_Job 1_:
What three major topics does the CMPUT 676 course page list after the convex optimization introduction?
_Job 2_:
Pick up the CMPUT 676 course page right after its last sentence and keep writing it.

CMPUT 676: Optimization and Decision-Making under Uncertainty

Fall 2022

Instructor: Xiaoqi Tan ($ \textsf{xiaoqi.tan@ualberta.ca} $)
Location & Time: CAB 369, MW 2:00pm – 3:20pm
Office hour: After class or by appointment
Slack workplace: Join the ODMU@UofA slack workspace with your $\textsf{@ualberta.ca}$ email for online discussions about course-related questions, or topics in the general field of Optimization & Decision-Making under Uncertainty.


Course Overview

Many real-world problems involve making decisions, over a period of time, in the presence of different forms of uncertainty. These challenges arise in Internet advertising, energy sustainability, transportation, financial trading, healthcare, and a wide range of problems in artificial intelligence and machine learning. In different application scenarios, these specific decision problems might look different at first glance; however, the models and algorithms needed to address them are often similar.

In this research-oriented course, we will review recent developments and discuss open directions in the general field of decision-making under uncertainty via several modern optimization lenses. We will start by giving a brief introduction to convex optimization. Topics in this part include basic concepts of convex sets and convex functions, canonical convex problems, Lagrange multipliers, duality theory, KKT optimality conditions, and standard convex optimization algorithms. After that, we will discuss models and algorithms to handle different forms of uncertainty in optimization and decision-making. Major topics to be covered include: i) Online algorithms and Online optimization; ii) Stochastic optimization, learning, and approximation; and iii) Algorithmic game theory + Mechanism design. These topics are highly interdisciplinary – they have strong ties to various disciplines such as theoretical computer science, artificial intelligence, machine learning, economics, operations research, statistics, and control. The course is theoretical in nature, but most problems considered will be motivated and illustrated by practical examples.

_Supplied data_:
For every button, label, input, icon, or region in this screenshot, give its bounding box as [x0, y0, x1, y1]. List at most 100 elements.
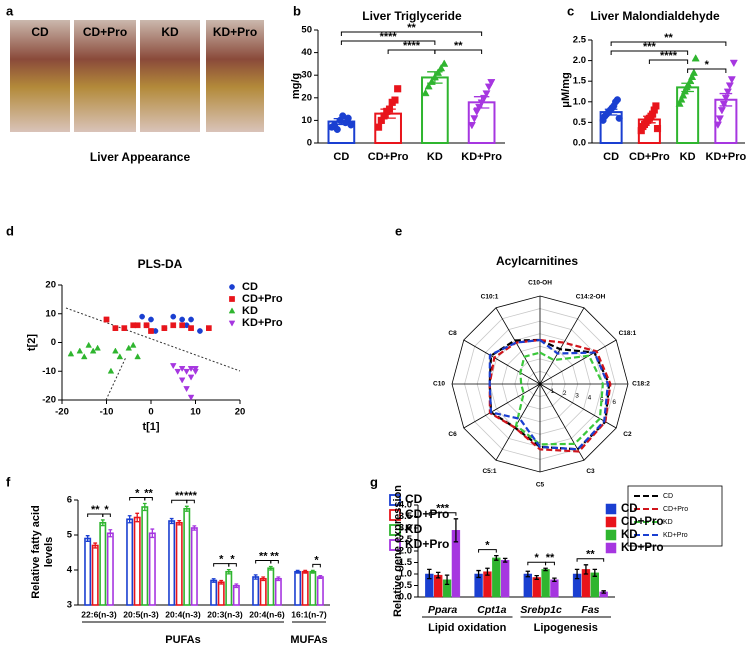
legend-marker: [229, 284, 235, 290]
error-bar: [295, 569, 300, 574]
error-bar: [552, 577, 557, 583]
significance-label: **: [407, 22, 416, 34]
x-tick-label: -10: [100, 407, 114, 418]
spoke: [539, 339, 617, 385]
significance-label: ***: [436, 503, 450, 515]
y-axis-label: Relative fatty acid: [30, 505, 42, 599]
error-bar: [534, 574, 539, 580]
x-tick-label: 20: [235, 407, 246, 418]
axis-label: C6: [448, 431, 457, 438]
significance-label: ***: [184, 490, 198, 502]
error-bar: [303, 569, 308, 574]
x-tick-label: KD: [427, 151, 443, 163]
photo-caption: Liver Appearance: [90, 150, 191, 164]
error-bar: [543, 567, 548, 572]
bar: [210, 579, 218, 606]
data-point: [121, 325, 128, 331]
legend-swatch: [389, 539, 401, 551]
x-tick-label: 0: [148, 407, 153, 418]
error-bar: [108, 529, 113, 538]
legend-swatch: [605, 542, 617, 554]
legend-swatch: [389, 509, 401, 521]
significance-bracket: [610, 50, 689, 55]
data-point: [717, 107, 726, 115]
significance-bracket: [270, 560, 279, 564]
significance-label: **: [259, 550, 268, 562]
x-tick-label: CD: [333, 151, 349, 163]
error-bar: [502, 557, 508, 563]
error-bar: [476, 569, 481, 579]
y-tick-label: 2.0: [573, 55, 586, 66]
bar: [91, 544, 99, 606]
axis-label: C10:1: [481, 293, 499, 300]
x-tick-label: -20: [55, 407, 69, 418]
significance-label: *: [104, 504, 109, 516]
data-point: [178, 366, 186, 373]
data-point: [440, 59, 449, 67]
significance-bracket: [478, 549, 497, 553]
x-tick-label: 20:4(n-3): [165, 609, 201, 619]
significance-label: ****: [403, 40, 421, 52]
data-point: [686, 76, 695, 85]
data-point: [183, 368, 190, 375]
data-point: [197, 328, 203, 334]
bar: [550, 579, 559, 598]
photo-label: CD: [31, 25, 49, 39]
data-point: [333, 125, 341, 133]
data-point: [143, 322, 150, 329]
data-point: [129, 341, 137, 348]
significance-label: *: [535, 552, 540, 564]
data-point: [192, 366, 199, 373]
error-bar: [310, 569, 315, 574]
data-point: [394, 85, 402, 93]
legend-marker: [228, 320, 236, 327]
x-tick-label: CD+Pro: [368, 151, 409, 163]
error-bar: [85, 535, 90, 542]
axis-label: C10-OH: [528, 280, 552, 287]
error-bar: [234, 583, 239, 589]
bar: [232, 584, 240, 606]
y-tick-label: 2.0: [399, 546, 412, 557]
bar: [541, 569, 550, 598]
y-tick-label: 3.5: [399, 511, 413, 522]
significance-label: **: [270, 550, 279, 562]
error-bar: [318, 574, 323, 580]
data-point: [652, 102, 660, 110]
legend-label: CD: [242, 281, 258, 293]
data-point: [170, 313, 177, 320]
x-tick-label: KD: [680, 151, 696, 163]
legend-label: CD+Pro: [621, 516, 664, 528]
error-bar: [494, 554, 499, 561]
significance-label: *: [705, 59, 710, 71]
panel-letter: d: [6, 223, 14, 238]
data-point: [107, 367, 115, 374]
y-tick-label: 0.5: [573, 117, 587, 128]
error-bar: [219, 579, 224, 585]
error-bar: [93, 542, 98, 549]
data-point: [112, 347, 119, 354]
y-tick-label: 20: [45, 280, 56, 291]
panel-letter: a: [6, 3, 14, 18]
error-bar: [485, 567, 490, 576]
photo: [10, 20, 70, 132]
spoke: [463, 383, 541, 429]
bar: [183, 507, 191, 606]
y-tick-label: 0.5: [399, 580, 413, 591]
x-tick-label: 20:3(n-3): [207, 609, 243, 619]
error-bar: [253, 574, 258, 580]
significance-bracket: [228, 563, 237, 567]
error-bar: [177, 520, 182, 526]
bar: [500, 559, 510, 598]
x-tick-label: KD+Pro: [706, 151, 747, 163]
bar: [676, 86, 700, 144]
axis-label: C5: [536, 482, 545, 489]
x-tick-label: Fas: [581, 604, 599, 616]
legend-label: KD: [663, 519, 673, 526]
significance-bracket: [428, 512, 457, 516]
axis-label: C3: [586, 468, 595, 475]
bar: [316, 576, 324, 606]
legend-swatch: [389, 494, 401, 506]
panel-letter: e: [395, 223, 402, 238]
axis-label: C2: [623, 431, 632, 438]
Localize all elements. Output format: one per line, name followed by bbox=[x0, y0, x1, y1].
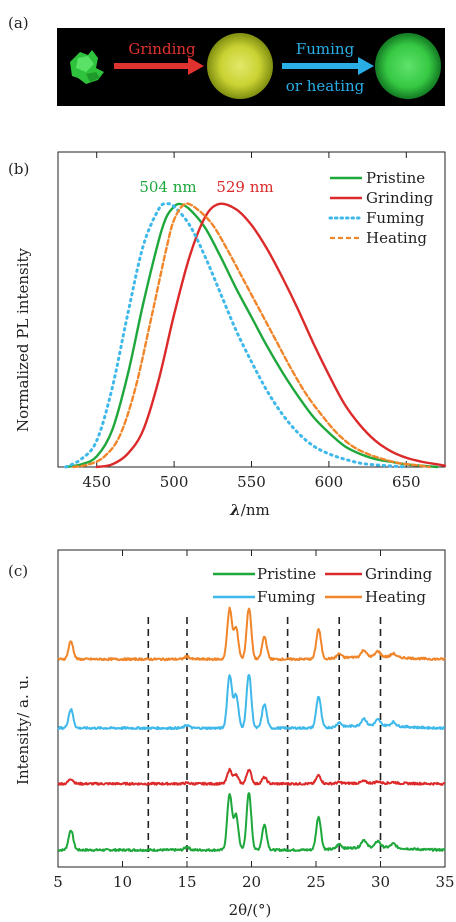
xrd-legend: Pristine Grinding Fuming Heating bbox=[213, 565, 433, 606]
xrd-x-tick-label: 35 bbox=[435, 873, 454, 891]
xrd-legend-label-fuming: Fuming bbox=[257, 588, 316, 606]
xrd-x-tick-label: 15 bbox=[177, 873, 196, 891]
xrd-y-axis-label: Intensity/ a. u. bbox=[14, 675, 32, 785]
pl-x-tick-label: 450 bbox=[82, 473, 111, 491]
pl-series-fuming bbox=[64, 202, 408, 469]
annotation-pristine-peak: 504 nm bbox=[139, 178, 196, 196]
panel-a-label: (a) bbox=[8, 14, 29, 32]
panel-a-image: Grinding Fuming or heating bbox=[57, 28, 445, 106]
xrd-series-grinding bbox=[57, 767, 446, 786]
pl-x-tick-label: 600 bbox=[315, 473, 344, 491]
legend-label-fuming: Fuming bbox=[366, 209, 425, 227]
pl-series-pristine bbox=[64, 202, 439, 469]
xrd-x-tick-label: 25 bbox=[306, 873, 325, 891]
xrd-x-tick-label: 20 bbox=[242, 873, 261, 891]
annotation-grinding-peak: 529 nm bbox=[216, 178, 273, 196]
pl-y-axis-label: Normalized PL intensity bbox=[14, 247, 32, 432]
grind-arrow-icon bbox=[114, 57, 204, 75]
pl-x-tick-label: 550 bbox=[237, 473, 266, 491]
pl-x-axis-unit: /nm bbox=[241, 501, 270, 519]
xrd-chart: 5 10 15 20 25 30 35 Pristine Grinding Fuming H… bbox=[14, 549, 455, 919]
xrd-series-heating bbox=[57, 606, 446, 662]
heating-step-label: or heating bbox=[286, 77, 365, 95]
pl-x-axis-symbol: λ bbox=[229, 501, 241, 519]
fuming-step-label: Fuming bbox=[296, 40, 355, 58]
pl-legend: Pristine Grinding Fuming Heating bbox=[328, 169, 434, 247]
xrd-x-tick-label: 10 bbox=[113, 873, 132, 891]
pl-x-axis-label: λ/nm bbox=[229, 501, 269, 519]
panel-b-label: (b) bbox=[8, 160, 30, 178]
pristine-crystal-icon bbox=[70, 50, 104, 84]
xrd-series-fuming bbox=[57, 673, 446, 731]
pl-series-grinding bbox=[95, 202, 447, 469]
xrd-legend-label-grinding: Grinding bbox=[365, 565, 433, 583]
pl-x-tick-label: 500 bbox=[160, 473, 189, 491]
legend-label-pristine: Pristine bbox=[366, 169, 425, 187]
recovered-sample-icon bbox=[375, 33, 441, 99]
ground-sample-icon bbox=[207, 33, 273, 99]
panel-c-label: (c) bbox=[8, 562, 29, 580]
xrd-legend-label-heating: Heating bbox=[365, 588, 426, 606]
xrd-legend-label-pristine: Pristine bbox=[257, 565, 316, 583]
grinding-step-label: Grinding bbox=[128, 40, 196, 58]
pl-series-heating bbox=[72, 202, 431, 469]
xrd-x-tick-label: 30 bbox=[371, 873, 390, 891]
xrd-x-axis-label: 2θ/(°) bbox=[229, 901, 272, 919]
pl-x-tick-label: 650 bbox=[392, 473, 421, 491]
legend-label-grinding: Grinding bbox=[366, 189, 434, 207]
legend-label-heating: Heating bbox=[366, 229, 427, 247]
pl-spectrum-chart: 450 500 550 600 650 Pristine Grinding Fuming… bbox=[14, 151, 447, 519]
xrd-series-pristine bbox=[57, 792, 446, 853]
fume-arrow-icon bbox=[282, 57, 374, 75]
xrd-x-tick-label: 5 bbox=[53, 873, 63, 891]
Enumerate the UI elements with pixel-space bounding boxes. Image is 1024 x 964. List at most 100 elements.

_Exercise answer 1_:
Online algorithms and online optimization; stochastic optimization, learning, and approximation; and algorithmic game theory plus mechanism design.

_Exercise answer 2_:
Course Objectives

  1. Understand the basics of optimization theory, algorithms, and applications.

  2. Understand how to build rigorous mathematical models and develop efficient algorithms, with provable guarantees, for optimization and decision-making under different forms of uncertainty.

  3. Be well prepared to conduct research in areas such as i) online optimization, learning, and decision-making; ii) stochastic optimization, learning, and approximation; and iii) algorithmic game theory, mechanism design, and auctions.

Course Policies

Textbook: This course does not require any textbook. There will be references (e.g., lecture slides, notes, papers, and/or book chapters) suggested for each lecture.

Prerequisites: You should know material in standard UG courses in calculus, linear algebra, probability, and algorithms very well. Having some optimization background will be a bonus.

Grading: Participation (10%); Assignment (20%); Project: Proposal (20%) + Presentation (20%) + Report (30%).

Assignment: The assignment includes two parts. Part I consists of questions that everyone must answer with rigorous proofs (no programming required). In Part II, there are some open-ended questions. You are free to pick any one from the list. Solving these questions will need some mathematical derivations, and you may also find it necessary to write some code to demonstrate some numerical results. There is no designated programming language, but you are recommended to use Python if you can. The submission of your solution includes a written report and a link to the code (e.g., a repository in GitHub).

Project: You are expected to complete a research-flavored project which includes a proposal, an in-class presentation, and a written report.

For each evaluation criteria, a score will be assigned between 1 and 5 (i.e., 1: very low, 2: low, 3: medium, 4: high, 5: very high). When preparing your proposal and report, you are highly recommended to use Latex (template here).

Course Schedule

Date Topic References
Sept. 5 No Class (Labour Day)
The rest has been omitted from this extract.